After locating the line that contains "Enumerate this screenshot's", quote it and all lines after it through the end of the entries, and nothing more. Pictures stay out.

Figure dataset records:
======
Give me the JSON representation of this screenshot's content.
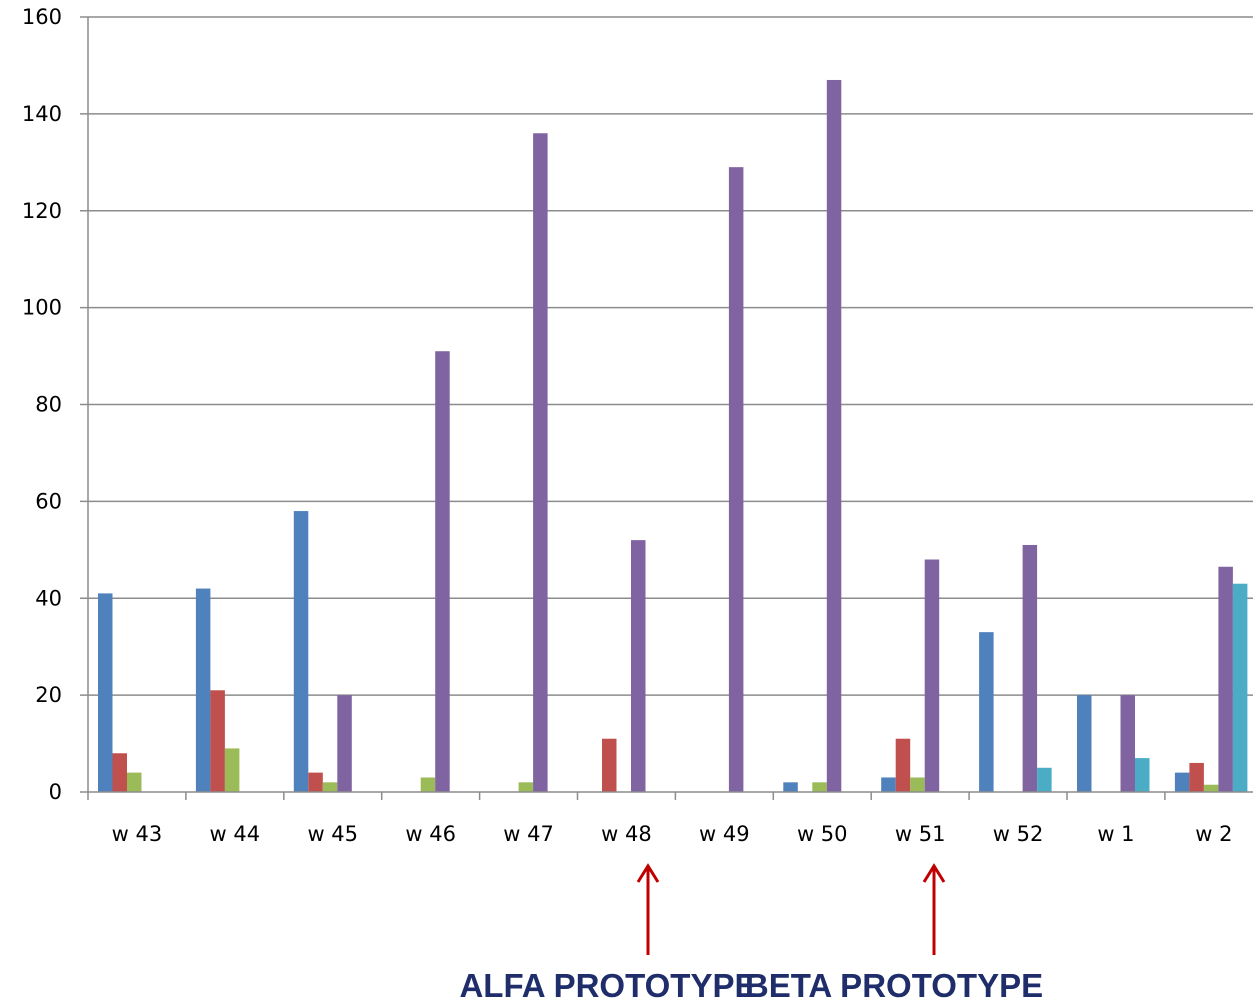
{
  "chart_data": {
    "type": "bar",
    "categories": [
      "w 43",
      "w 44",
      "w 45",
      "w 46",
      "w 47",
      "w 48",
      "w 49",
      "w 50",
      "w 51",
      "w 52",
      "w 1",
      "w 2"
    ],
    "ylim": [
      0,
      160
    ],
    "yticks": [
      0,
      20,
      40,
      60,
      80,
      100,
      120,
      140,
      160
    ],
    "grid": true,
    "series": [
      {
        "color": "#4f81bd",
        "values": [
          41,
          42,
          58,
          0,
          0,
          0,
          0,
          2,
          3,
          33,
          20,
          4
        ]
      },
      {
        "color": "#c0504d",
        "values": [
          8,
          21,
          4,
          0,
          0,
          11,
          0,
          0,
          11,
          0,
          0,
          6
        ]
      },
      {
        "color": "#9bbb59",
        "values": [
          4,
          9,
          2,
          3,
          2,
          0,
          0,
          2,
          3,
          0,
          0,
          1.5
        ]
      },
      {
        "color": "#8064a2",
        "values": [
          0,
          0,
          20,
          91,
          136,
          52,
          129,
          147,
          48,
          51,
          20,
          46.5
        ]
      },
      {
        "color": "#4bacc6",
        "values": [
          0,
          0,
          0,
          0,
          0,
          0,
          0,
          0,
          0,
          5,
          7,
          43
        ]
      }
    ],
    "annotations": [
      {
        "text": "ALFA PROTOTYPE",
        "category": "w 48",
        "arrow_color": "#c00000"
      },
      {
        "text": "BETA PROTOTYPE",
        "category": "w 51",
        "arrow_color": "#c00000"
      }
    ]
  }
}
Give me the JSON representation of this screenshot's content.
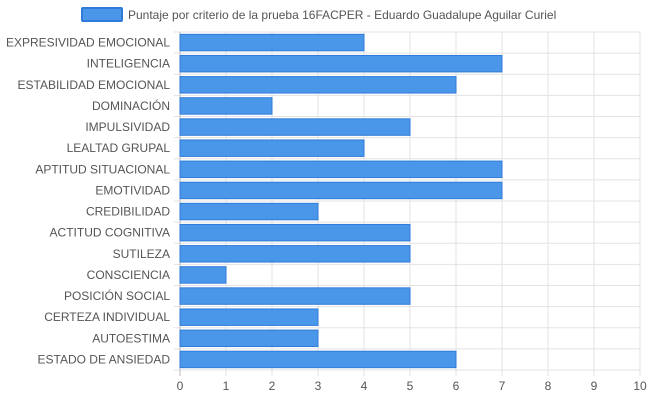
{
  "chart_data": {
    "type": "bar",
    "orientation": "horizontal",
    "legend_position": "top",
    "grid": true,
    "series": [
      {
        "name": "Puntaje por criterio de la prueba 16FACPER - Eduardo Guadalupe Aguilar Curiel",
        "color": "#4a97ea",
        "border_color": "#2f7bd9",
        "values": [
          4,
          7,
          6,
          2,
          5,
          4,
          7,
          7,
          3,
          5,
          5,
          1,
          5,
          3,
          3,
          6
        ]
      }
    ],
    "categories": [
      "EXPRESIVIDAD EMOCIONAL",
      "INTELIGENCIA",
      "ESTABILIDAD EMOCIONAL",
      "DOMINACIÓN",
      "IMPULSIVIDAD",
      "LEALTAD GRUPAL",
      "APTITUD SITUACIONAL",
      "EMOTIVIDAD",
      "CREDIBILIDAD",
      "ACTITUD COGNITIVA",
      "SUTILEZA",
      "CONSCIENCIA",
      "POSICIÓN SOCIAL",
      "CERTEZA INDIVIDUAL",
      "AUTOESTIMA",
      "ESTADO DE ANSIEDAD"
    ],
    "xlim": [
      0,
      10
    ],
    "xticks": [
      0,
      1,
      2,
      3,
      4,
      5,
      6,
      7,
      8,
      9,
      10
    ]
  }
}
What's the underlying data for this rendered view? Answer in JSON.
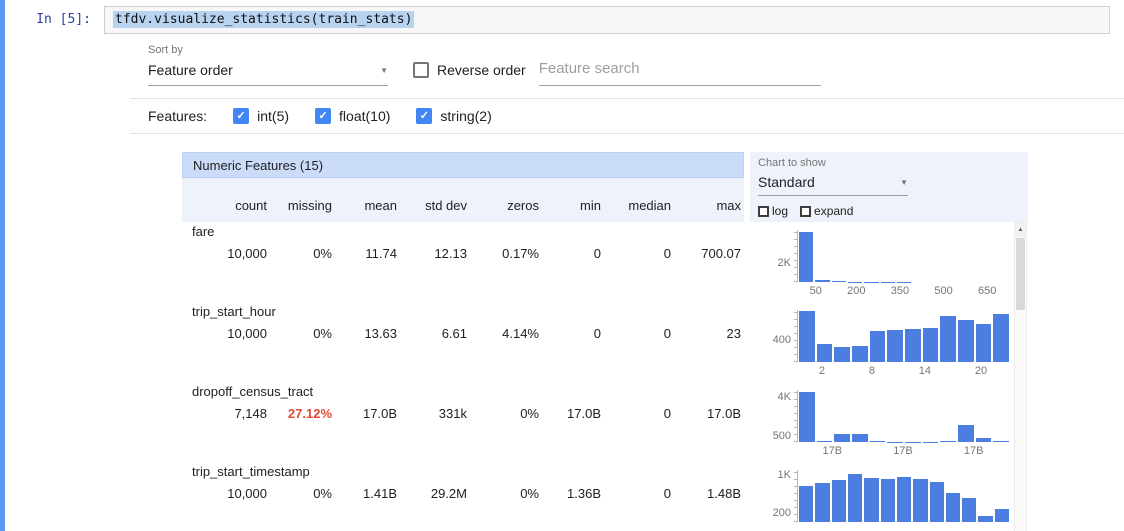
{
  "colors": {
    "accent_blue": "#4285f4",
    "histogram_bar": "#4c7de0",
    "alert_red": "#dd4b39",
    "table_title_bg": "#cbdcf8",
    "prompt_blue": "#303f9f",
    "code_selection_blue": "#b8d3f0"
  },
  "icons": {
    "dropdown_arrow": "▼",
    "check": "✓",
    "scroll_up": "▲"
  },
  "notebook": {
    "prompt": "In [5]:",
    "code": "tfdv.visualize_statistics(train_stats)"
  },
  "controls": {
    "sort_by_label": "Sort by",
    "sort_by_value": "Feature order",
    "reverse_order_label": "Reverse order",
    "reverse_checked": false,
    "search_placeholder": "Feature search",
    "features_label": "Features:",
    "feature_filters": [
      {
        "label": "int(5)",
        "checked": true
      },
      {
        "label": "float(10)",
        "checked": true
      },
      {
        "label": "string(2)",
        "checked": true
      }
    ]
  },
  "chart_controls": {
    "label": "Chart to show",
    "selected": "Standard",
    "log_label": "log",
    "log_checked": false,
    "expand_label": "expand",
    "expand_checked": false
  },
  "table": {
    "title": "Numeric Features (15)",
    "columns": [
      "count",
      "missing",
      "mean",
      "std dev",
      "zeros",
      "min",
      "median",
      "max"
    ],
    "rows": [
      {
        "name": "fare",
        "values": [
          "10,000",
          "0%",
          "11.74",
          "12.13",
          "0.17%",
          "0",
          "0",
          "700.07"
        ],
        "missing_highlight": false
      },
      {
        "name": "trip_start_hour",
        "values": [
          "10,000",
          "0%",
          "13.63",
          "6.61",
          "4.14%",
          "0",
          "0",
          "23"
        ],
        "missing_highlight": false
      },
      {
        "name": "dropoff_census_tract",
        "values": [
          "7,148",
          "27.12%",
          "17.0B",
          "331k",
          "0%",
          "17.0B",
          "0",
          "17.0B"
        ],
        "missing_highlight": true
      },
      {
        "name": "trip_start_timestamp",
        "values": [
          "10,000",
          "0%",
          "1.41B",
          "29.2M",
          "0%",
          "1.36B",
          "0",
          "1.48B"
        ],
        "missing_highlight": false
      }
    ]
  },
  "chart_data": [
    {
      "type": "bar",
      "feature": "fare",
      "values": [
        5400,
        200,
        70,
        40,
        25,
        15,
        10,
        8,
        6,
        5,
        4,
        3,
        2
      ],
      "ylim": [
        0,
        5600
      ],
      "x_ticks": [
        "50",
        "200",
        "350",
        "500",
        "650"
      ],
      "y_ticks": [
        {
          "label": "2K",
          "value": 2000
        }
      ]
    },
    {
      "type": "bar",
      "feature": "trip_start_hour",
      "values": [
        930,
        330,
        280,
        300,
        560,
        580,
        600,
        620,
        840,
        760,
        700,
        870
      ],
      "ylim": [
        0,
        950
      ],
      "x_ticks": [
        "2",
        "8",
        "14",
        "20"
      ],
      "y_ticks": [
        {
          "label": "400",
          "value": 400
        }
      ]
    },
    {
      "type": "bar",
      "feature": "dropoff_census_tract",
      "values": [
        4400,
        60,
        680,
        750,
        50,
        30,
        30,
        40,
        50,
        1500,
        380,
        80
      ],
      "ylim": [
        0,
        4600
      ],
      "x_ticks": [
        "17B",
        "17B",
        "17B"
      ],
      "y_ticks": [
        {
          "label": "4K",
          "value": 4000
        },
        {
          "label": "500",
          "value": 500
        }
      ]
    },
    {
      "type": "bar",
      "feature": "trip_start_timestamp",
      "values": [
        760,
        820,
        880,
        1020,
        940,
        900,
        950,
        900,
        850,
        620,
        500,
        130,
        280
      ],
      "ylim": [
        0,
        1100
      ],
      "x_ticks": [],
      "y_ticks": [
        {
          "label": "1K",
          "value": 1000
        },
        {
          "label": "200",
          "value": 200
        }
      ]
    }
  ]
}
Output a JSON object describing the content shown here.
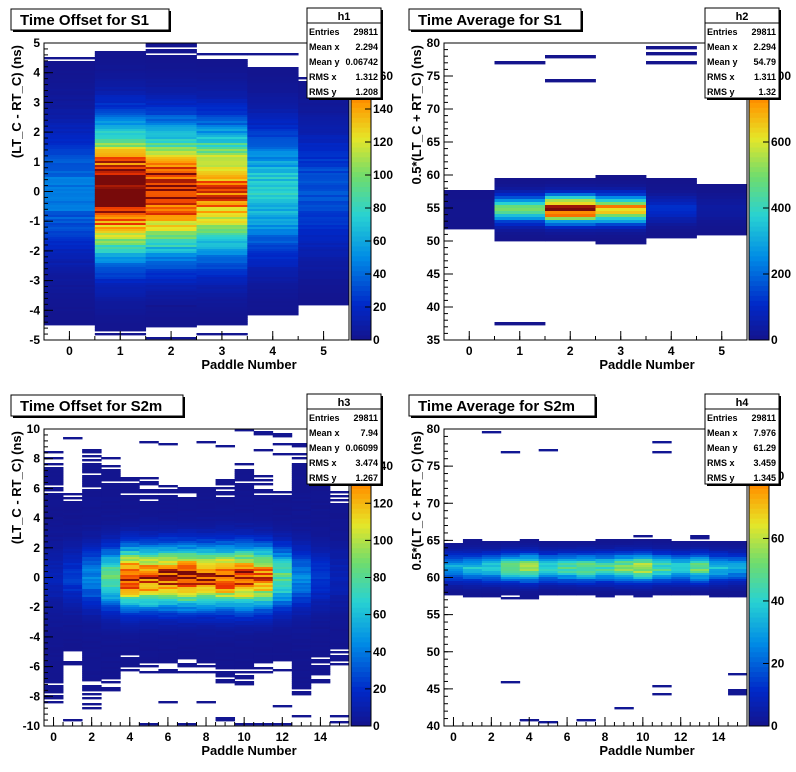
{
  "chart_data": [
    {
      "type": "heatmap",
      "title": "Time Offset for S1",
      "xlabel": "Paddle Number",
      "ylabel": "(LT_C - RT_C) (ns)",
      "xlim": [
        -0.5,
        5.5
      ],
      "ylim": [
        -5,
        5
      ],
      "xticks": [
        "0",
        "1",
        "2",
        "3",
        "4",
        "5"
      ],
      "yticks": [
        "-5",
        "-4",
        "-3",
        "-2",
        "-1",
        "0",
        "1",
        "2",
        "3",
        "4",
        "5"
      ],
      "zlim": [
        0,
        180
      ],
      "zticks": [
        "0",
        "20",
        "40",
        "60",
        "80",
        "100",
        "120",
        "140",
        "160"
      ],
      "profile": {
        "peaks": [
          40,
          190,
          170,
          150,
          70,
          30
        ],
        "center": 0,
        "sigma": 1.4,
        "base": 4
      },
      "stats": {
        "name": "h1",
        "rows": [
          {
            "label": "Entries",
            "value": "29811"
          },
          {
            "label": "Mean x",
            "value": "2.294"
          },
          {
            "label": "Mean y",
            "value": "0.06742"
          },
          {
            "label": "RMS x",
            "value": "1.312"
          },
          {
            "label": "RMS y",
            "value": "1.208"
          }
        ]
      }
    },
    {
      "type": "heatmap",
      "title": "Time Average for S1",
      "xlabel": "Paddle Number",
      "ylabel": "0.5*(LT_C + RT_C) (ns)",
      "xlim": [
        -0.5,
        5.5
      ],
      "ylim": [
        35,
        80
      ],
      "xticks": [
        "0",
        "1",
        "2",
        "3",
        "4",
        "5"
      ],
      "yticks": [
        "35",
        "40",
        "45",
        "50",
        "55",
        "60",
        "65",
        "70",
        "75",
        "80"
      ],
      "zlim": [
        0,
        900
      ],
      "zticks": [
        "0",
        "200",
        "400",
        "600",
        "800"
      ],
      "profile": {
        "peaks": [
          5,
          450,
          880,
          700,
          120,
          40
        ],
        "center": 54.8,
        "sigma": 1.3,
        "base": 0.5
      },
      "stats": {
        "name": "h2",
        "rows": [
          {
            "label": "Entries",
            "value": "29811"
          },
          {
            "label": "Mean x",
            "value": "2.294"
          },
          {
            "label": "Mean y",
            "value": "54.79"
          },
          {
            "label": "RMS x",
            "value": "1.311"
          },
          {
            "label": "RMS y",
            "value": "1.32"
          }
        ]
      }
    },
    {
      "type": "heatmap",
      "title": "Time Offset for S2m",
      "xlabel": "Paddle Number",
      "ylabel": "(LT_C - RT_C) (ns)",
      "xlim": [
        -0.5,
        15.5
      ],
      "ylim": [
        -10,
        10
      ],
      "xticks": [
        "0",
        "2",
        "4",
        "6",
        "8",
        "10",
        "12",
        "14"
      ],
      "xtick_values": [
        0,
        2,
        4,
        6,
        8,
        10,
        12,
        14
      ],
      "yticks": [
        "-10",
        "-8",
        "-6",
        "-4",
        "-2",
        "0",
        "2",
        "4",
        "6",
        "8",
        "10"
      ],
      "zlim": [
        0,
        160
      ],
      "zticks": [
        "0",
        "20",
        "40",
        "60",
        "80",
        "100",
        "120",
        "140"
      ],
      "profile": {
        "peaks": [
          10,
          20,
          40,
          80,
          150,
          140,
          145,
          150,
          140,
          145,
          150,
          130,
          80,
          40,
          20,
          10
        ],
        "center": 0,
        "sigma": 1.3,
        "base": 3
      },
      "stats": {
        "name": "h3",
        "rows": [
          {
            "label": "Entries",
            "value": "29811"
          },
          {
            "label": "Mean x",
            "value": "7.94"
          },
          {
            "label": "Mean y",
            "value": "0.06099"
          },
          {
            "label": "RMS x",
            "value": "3.474"
          },
          {
            "label": "RMS y",
            "value": "1.267"
          }
        ]
      }
    },
    {
      "type": "heatmap",
      "title": "Time Average for S2m",
      "xlabel": "Paddle Number",
      "ylabel": "0.5*(LT_C + RT_C) (ns)",
      "xlim": [
        -0.5,
        15.5
      ],
      "ylim": [
        40,
        80
      ],
      "xticks": [
        "0",
        "2",
        "4",
        "6",
        "8",
        "10",
        "12",
        "14"
      ],
      "xtick_values": [
        0,
        2,
        4,
        6,
        8,
        10,
        12,
        14
      ],
      "yticks": [
        "40",
        "45",
        "50",
        "55",
        "60",
        "65",
        "70",
        "75",
        "80"
      ],
      "zlim": [
        0,
        95
      ],
      "zticks": [
        "0",
        "20",
        "40",
        "60",
        "80"
      ],
      "profile": {
        "peaks": [
          30,
          35,
          40,
          50,
          60,
          40,
          45,
          50,
          45,
          55,
          60,
          45,
          40,
          50,
          35,
          30
        ],
        "center": 61.3,
        "sigma": 1.2,
        "base": 0.6
      },
      "stats": {
        "name": "h4",
        "rows": [
          {
            "label": "Entries",
            "value": "29811"
          },
          {
            "label": "Mean x",
            "value": "7.976"
          },
          {
            "label": "Mean y",
            "value": "61.29"
          },
          {
            "label": "RMS x",
            "value": "3.459"
          },
          {
            "label": "RMS y",
            "value": "1.345"
          }
        ]
      }
    }
  ]
}
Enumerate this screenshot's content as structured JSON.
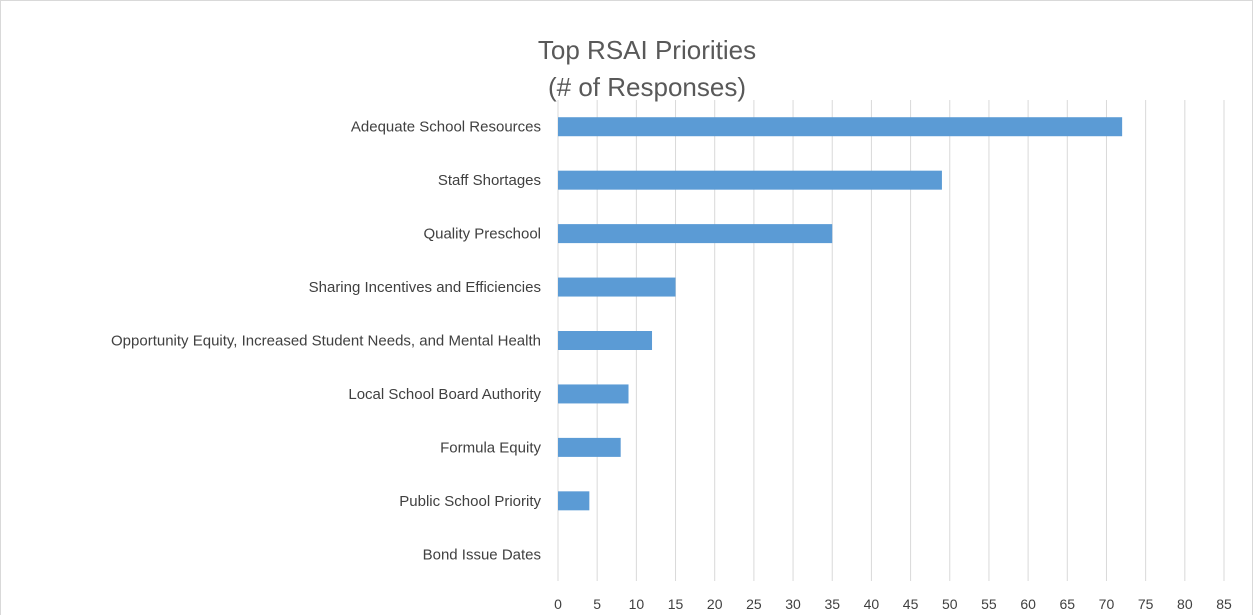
{
  "chart_data": {
    "type": "bar",
    "orientation": "horizontal",
    "title": "Top RSAI Priorities",
    "subtitle": "(# of Responses)",
    "categories": [
      "Adequate School Resources",
      "Staff Shortages",
      "Quality Preschool",
      "Sharing Incentives and Efficiencies",
      "Opportunity Equity, Increased Student Needs, and Mental Health",
      "Local School Board Authority",
      "Formula Equity",
      "Public School Priority",
      "Bond Issue Dates"
    ],
    "values": [
      72,
      49,
      35,
      15,
      12,
      9,
      8,
      4,
      0
    ],
    "xlim": [
      0,
      85
    ],
    "xticks": [
      "0",
      "5",
      "10",
      "15",
      "20",
      "25",
      "30",
      "35",
      "40",
      "45",
      "50",
      "55",
      "60",
      "65",
      "70",
      "75",
      "80",
      "85"
    ],
    "grid": true,
    "bar_color": "#5b9bd5"
  }
}
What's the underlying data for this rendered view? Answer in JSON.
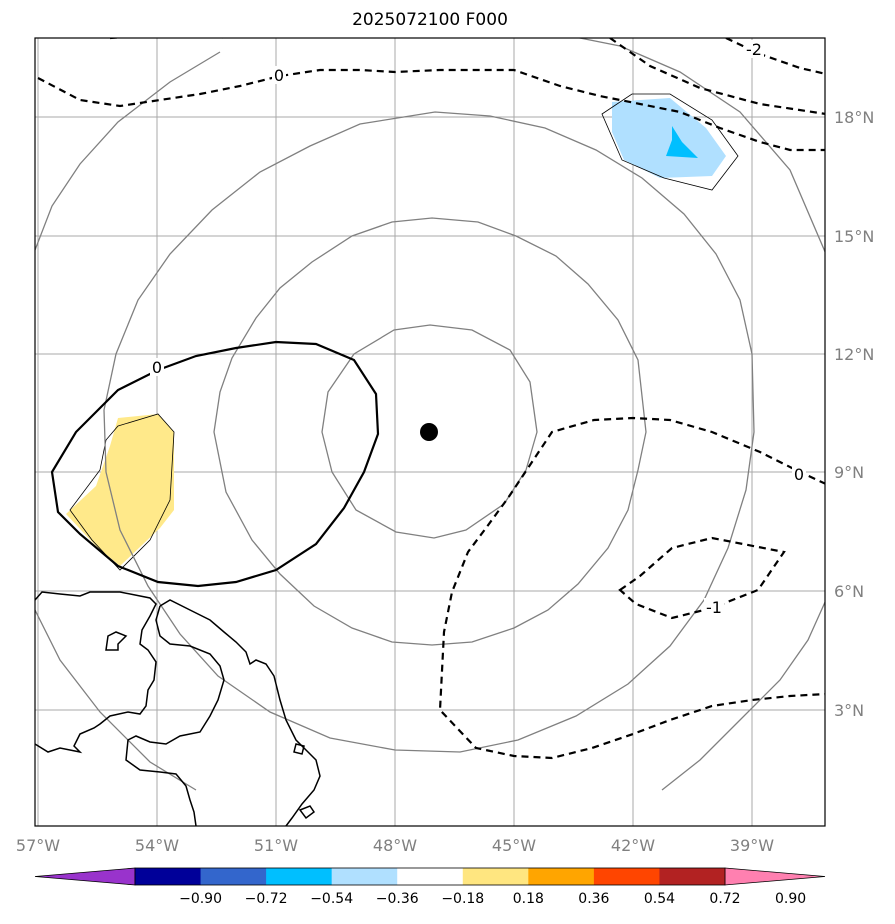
{
  "title": "2025072100 F000",
  "map": {
    "lon_labels": [
      "57°W",
      "54°W",
      "51°W",
      "48°W",
      "45°W",
      "42°W",
      "39°W"
    ],
    "lat_labels": [
      "18°N",
      "15°N",
      "12°N",
      "9°N",
      "6°N",
      "3°N"
    ],
    "center_marker": "storm-center-marker",
    "contour_labels": {
      "zero_top": "0",
      "neg2": "-2",
      "zero_left": "0",
      "zero_right": "0",
      "neg1": "-1"
    }
  },
  "colorbar": {
    "colors": [
      "#9933cc",
      "#000099",
      "#3366cc",
      "#00bfff",
      "#b0e0ff",
      "#ffffff",
      "#ffe680",
      "#ffa500",
      "#ff4500",
      "#b22222",
      "#ff80b0"
    ],
    "labels": [
      "−0.90",
      "−0.72",
      "−0.54",
      "−0.36",
      "−0.18",
      "0.18",
      "0.36",
      "0.54",
      "0.72",
      "0.90"
    ]
  }
}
======
Task result:
Enumerate this screenshot's content as structured JSON.
{
  "chart_data": {
    "type": "bar",
    "orientation": "horizontal",
    "title": "Top RSAI Priorities",
    "subtitle": "(# of Responses)",
    "categories": [
      "Adequate School Resources",
      "Staff Shortages",
      "Quality Preschool",
      "Sharing Incentives and Efficiencies",
      "Opportunity Equity, Increased Student Needs, and Mental Health",
      "Local School Board Authority",
      "Formula Equity",
      "Public School Priority",
      "Bond Issue Dates"
    ],
    "values": [
      72,
      49,
      35,
      15,
      12,
      9,
      8,
      4,
      0
    ],
    "xlim": [
      0,
      85
    ],
    "xticks": [
      "0",
      "5",
      "10",
      "15",
      "20",
      "25",
      "30",
      "35",
      "40",
      "45",
      "50",
      "55",
      "60",
      "65",
      "70",
      "75",
      "80",
      "85"
    ],
    "grid": true,
    "bar_color": "#5b9bd5"
  }
}
What's the underlying data for this rendered view? Answer in JSON.
{
  "title": "2025072100 F000",
  "map": {
    "lon_labels": [
      "57°W",
      "54°W",
      "51°W",
      "48°W",
      "45°W",
      "42°W",
      "39°W"
    ],
    "lat_labels": [
      "18°N",
      "15°N",
      "12°N",
      "9°N",
      "6°N",
      "3°N"
    ],
    "center_marker": "storm-center-marker",
    "contour_labels": {
      "zero_top": "0",
      "neg2": "-2",
      "zero_left": "0",
      "zero_right": "0",
      "neg1": "-1"
    }
  },
  "colorbar": {
    "colors": [
      "#9933cc",
      "#000099",
      "#3366cc",
      "#00bfff",
      "#b0e0ff",
      "#ffffff",
      "#ffe680",
      "#ffa500",
      "#ff4500",
      "#b22222",
      "#ff80b0"
    ],
    "labels": [
      "−0.90",
      "−0.72",
      "−0.54",
      "−0.36",
      "−0.18",
      "0.18",
      "0.36",
      "0.54",
      "0.72",
      "0.90"
    ]
  }
}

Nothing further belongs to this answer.